Data section:
+ + + + +
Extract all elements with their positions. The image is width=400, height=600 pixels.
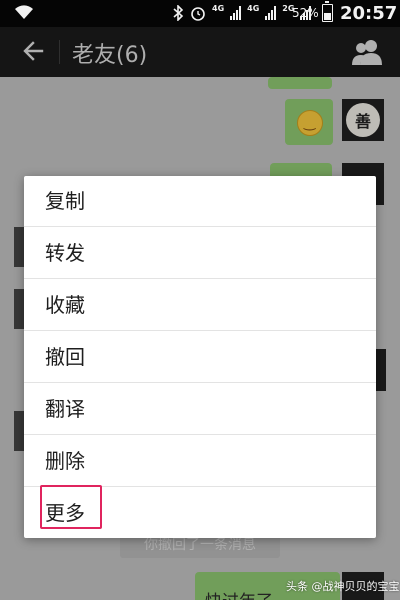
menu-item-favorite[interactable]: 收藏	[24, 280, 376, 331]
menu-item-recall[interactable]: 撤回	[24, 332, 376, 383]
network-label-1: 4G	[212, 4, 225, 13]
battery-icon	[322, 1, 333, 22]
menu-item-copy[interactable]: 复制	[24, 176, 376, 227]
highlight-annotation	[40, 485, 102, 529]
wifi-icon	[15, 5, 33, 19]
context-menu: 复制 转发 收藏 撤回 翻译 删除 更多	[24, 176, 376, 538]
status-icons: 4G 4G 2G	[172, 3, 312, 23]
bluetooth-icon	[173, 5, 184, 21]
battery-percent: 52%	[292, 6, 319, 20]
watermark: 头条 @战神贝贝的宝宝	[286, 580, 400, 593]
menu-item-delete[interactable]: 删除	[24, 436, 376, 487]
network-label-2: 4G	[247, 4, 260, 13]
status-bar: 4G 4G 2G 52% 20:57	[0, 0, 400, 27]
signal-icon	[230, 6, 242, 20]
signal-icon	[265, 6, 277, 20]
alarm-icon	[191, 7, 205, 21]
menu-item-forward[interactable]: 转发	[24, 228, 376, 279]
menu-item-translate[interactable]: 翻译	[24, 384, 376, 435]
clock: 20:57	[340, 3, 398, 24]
+ + + + +
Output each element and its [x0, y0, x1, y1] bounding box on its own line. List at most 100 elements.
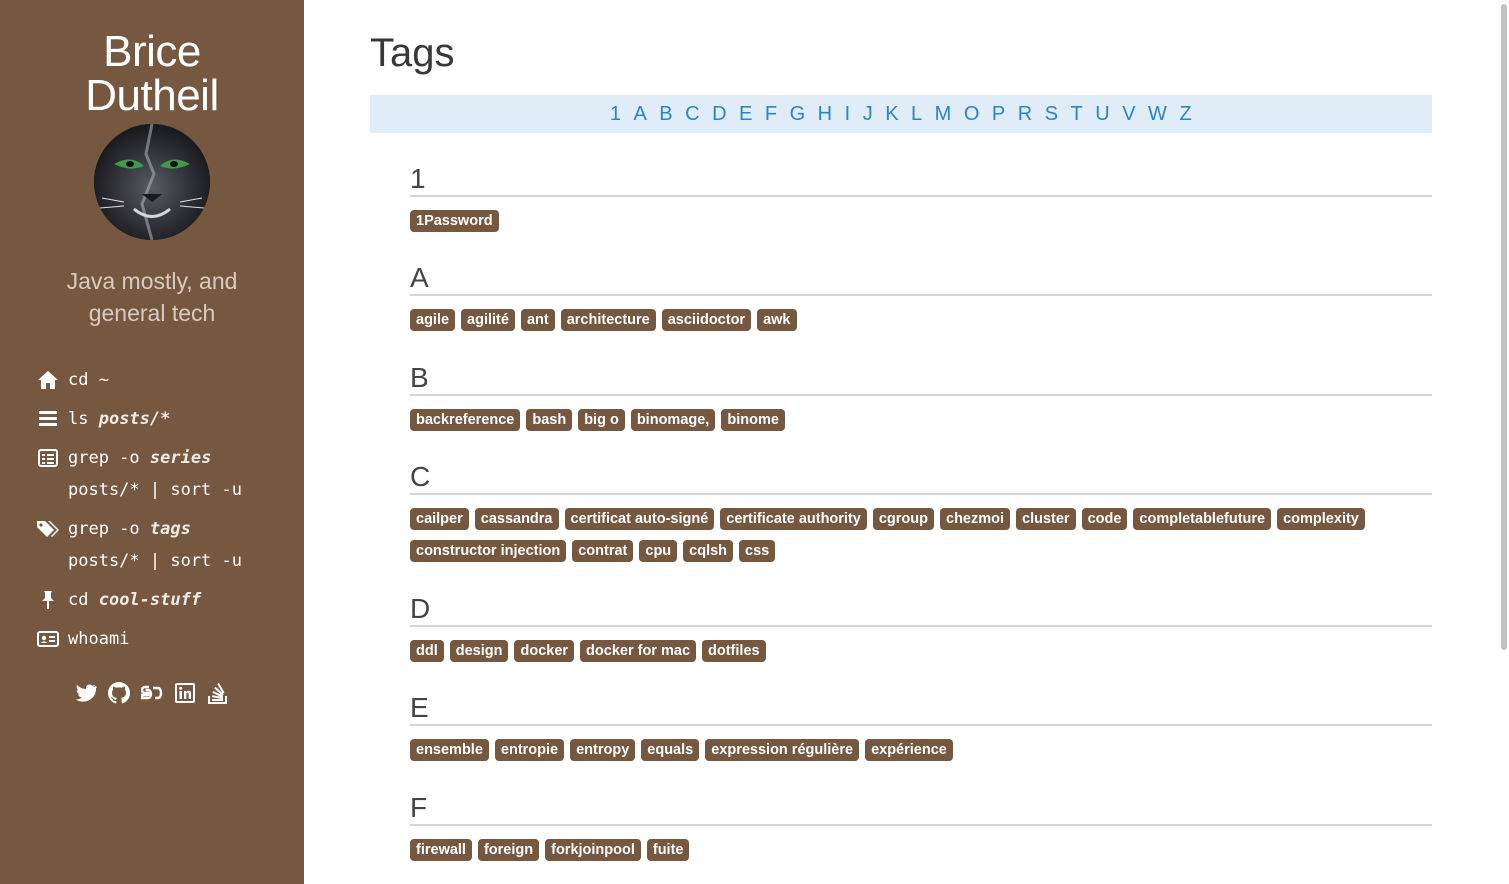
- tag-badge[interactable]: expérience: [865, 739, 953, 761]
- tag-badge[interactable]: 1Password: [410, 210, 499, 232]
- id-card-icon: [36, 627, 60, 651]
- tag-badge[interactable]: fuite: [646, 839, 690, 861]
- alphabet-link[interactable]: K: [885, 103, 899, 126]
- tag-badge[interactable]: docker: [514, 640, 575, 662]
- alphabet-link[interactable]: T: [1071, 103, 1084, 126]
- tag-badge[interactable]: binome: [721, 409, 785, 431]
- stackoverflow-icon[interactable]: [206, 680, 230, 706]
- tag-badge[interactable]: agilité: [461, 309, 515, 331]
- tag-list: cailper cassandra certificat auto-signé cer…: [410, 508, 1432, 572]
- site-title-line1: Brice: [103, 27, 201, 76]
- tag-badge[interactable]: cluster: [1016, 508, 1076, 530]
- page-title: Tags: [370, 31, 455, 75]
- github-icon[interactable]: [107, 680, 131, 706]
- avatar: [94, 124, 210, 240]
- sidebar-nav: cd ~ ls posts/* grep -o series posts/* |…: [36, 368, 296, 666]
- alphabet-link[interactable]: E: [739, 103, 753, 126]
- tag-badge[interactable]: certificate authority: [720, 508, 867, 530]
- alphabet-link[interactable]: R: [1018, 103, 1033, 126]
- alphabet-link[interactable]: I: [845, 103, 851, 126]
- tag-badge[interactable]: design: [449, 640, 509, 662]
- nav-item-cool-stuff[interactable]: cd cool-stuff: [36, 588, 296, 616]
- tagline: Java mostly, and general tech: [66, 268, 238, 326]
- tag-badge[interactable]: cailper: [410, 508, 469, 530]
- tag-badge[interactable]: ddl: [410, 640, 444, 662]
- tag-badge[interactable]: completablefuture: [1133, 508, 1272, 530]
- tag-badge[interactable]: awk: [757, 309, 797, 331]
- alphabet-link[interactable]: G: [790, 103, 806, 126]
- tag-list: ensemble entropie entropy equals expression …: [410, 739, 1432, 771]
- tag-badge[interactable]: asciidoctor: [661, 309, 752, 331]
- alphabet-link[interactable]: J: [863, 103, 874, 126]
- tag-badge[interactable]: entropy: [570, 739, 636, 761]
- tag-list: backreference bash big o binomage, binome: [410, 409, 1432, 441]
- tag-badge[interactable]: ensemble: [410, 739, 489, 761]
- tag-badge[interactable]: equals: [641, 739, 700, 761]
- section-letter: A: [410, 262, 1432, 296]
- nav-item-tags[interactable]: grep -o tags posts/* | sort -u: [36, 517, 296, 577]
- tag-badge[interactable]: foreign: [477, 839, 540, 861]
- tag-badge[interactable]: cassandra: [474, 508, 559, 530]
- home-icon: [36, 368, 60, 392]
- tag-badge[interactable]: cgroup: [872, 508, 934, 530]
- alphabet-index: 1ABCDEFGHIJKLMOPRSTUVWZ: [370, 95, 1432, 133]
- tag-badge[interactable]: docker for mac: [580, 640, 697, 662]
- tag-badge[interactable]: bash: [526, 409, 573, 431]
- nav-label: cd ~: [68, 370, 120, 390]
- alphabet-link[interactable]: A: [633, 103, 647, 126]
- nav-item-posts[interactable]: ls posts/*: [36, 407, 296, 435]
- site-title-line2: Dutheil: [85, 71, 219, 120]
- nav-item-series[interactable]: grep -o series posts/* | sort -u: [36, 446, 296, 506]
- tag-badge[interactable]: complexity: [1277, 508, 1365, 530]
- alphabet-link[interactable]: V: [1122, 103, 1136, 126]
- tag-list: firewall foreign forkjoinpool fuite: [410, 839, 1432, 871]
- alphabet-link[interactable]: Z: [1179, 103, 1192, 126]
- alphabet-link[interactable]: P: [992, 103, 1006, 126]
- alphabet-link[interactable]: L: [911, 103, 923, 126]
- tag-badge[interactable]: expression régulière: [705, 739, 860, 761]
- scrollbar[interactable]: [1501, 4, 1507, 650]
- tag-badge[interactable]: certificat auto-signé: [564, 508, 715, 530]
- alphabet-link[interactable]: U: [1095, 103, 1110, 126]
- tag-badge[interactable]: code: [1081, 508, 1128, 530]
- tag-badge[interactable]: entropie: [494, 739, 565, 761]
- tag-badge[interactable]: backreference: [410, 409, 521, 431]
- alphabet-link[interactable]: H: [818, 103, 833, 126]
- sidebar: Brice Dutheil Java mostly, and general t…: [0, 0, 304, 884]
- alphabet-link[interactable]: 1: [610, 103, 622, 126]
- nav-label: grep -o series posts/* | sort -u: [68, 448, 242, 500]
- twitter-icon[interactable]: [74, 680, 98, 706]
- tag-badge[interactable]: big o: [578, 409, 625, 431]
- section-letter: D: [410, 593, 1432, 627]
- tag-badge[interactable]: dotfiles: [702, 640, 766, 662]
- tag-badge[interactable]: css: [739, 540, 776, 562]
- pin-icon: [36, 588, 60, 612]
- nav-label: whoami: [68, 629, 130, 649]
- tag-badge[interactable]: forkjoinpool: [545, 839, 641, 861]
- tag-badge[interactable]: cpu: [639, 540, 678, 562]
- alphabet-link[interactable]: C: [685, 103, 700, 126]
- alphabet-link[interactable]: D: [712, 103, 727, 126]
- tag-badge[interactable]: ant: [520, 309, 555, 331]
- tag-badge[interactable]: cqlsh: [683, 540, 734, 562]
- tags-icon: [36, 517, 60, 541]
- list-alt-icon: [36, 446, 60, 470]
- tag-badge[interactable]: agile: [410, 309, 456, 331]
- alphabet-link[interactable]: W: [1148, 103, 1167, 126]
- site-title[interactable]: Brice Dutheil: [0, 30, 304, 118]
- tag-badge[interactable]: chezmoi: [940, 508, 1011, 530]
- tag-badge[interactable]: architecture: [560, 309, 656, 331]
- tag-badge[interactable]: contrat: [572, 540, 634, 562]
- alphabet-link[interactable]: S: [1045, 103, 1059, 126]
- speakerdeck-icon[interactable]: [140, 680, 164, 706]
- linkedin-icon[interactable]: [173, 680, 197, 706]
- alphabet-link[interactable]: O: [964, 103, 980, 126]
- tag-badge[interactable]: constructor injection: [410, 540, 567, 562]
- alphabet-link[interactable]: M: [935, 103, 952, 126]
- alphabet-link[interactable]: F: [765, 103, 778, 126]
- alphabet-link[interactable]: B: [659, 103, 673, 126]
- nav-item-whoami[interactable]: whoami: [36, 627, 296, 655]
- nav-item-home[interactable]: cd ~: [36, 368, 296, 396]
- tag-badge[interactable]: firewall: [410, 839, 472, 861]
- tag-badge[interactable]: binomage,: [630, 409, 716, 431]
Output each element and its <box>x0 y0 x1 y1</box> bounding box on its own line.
+ + + + +
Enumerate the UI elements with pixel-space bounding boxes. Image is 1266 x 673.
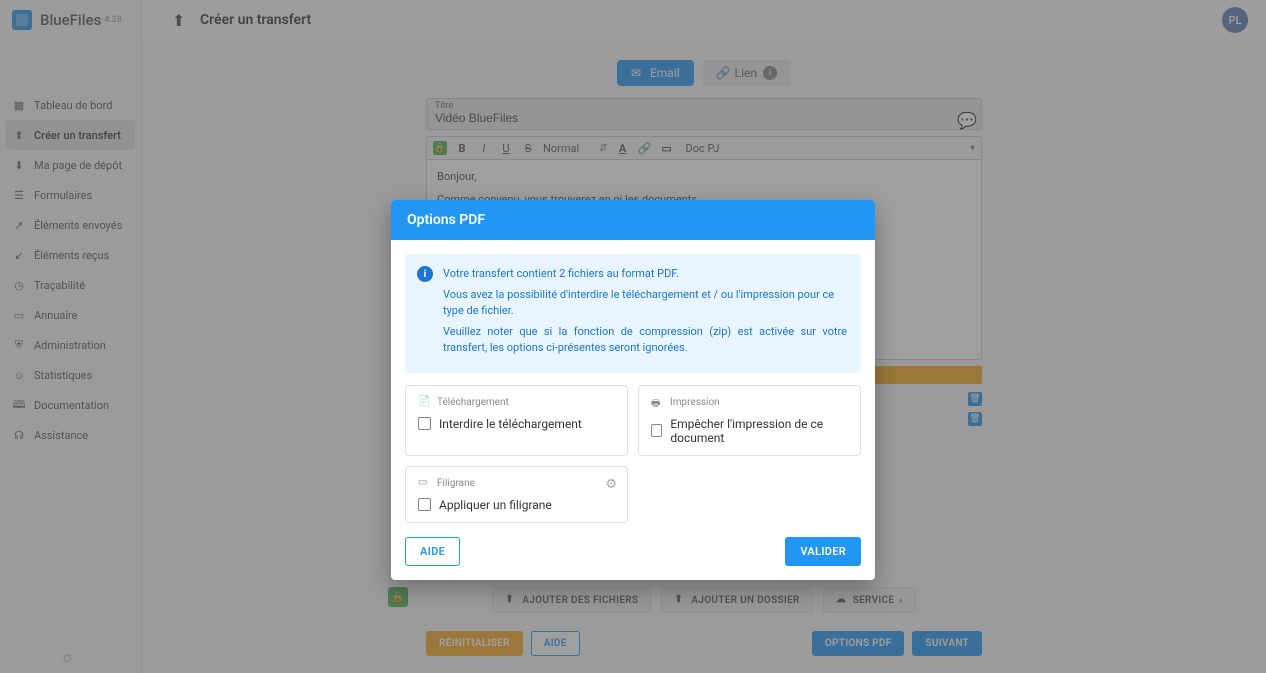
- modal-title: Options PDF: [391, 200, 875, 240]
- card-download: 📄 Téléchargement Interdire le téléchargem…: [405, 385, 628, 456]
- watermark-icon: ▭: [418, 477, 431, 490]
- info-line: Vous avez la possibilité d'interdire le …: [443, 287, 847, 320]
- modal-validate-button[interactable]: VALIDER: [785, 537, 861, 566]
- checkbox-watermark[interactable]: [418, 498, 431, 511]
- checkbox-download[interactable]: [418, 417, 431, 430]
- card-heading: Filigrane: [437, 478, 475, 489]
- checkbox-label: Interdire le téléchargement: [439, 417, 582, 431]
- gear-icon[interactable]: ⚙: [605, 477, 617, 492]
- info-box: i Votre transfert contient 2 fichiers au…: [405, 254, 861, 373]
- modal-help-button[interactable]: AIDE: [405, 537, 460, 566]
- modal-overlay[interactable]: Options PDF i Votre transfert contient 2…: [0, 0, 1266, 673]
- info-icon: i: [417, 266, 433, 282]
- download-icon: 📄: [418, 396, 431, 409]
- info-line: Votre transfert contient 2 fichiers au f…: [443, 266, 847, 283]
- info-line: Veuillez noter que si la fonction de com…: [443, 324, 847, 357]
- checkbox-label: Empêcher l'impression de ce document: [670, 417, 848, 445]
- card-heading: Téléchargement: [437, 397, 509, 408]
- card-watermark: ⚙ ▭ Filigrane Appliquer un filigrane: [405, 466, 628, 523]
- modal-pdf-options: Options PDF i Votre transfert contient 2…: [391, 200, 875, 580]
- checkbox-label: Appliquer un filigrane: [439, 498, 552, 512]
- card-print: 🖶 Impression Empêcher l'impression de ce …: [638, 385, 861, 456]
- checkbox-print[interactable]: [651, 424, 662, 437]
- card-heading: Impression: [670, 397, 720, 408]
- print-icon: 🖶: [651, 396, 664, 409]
+ + + + +
Can you reproduce, unchanged, the rows starting at the one that contains "- tag-badge[interactable]: expérience: [865, 739, 953, 761]" and ending at the one that contains "- alphabet-link[interactable]: T: [1071, 103, 1084, 126]", with both of those rows included?

- tag-badge[interactable]: expérience: [865, 739, 953, 761]
- tag-badge[interactable]: 1Password: [410, 210, 499, 232]
- id-card-icon: [36, 627, 60, 651]
- tag-badge[interactable]: fuite: [646, 839, 690, 861]
- alphabet-link[interactable]: K: [885, 103, 899, 126]
- tag-badge[interactable]: docker: [514, 640, 575, 662]
- alphabet-link[interactable]: T: [1071, 103, 1084, 126]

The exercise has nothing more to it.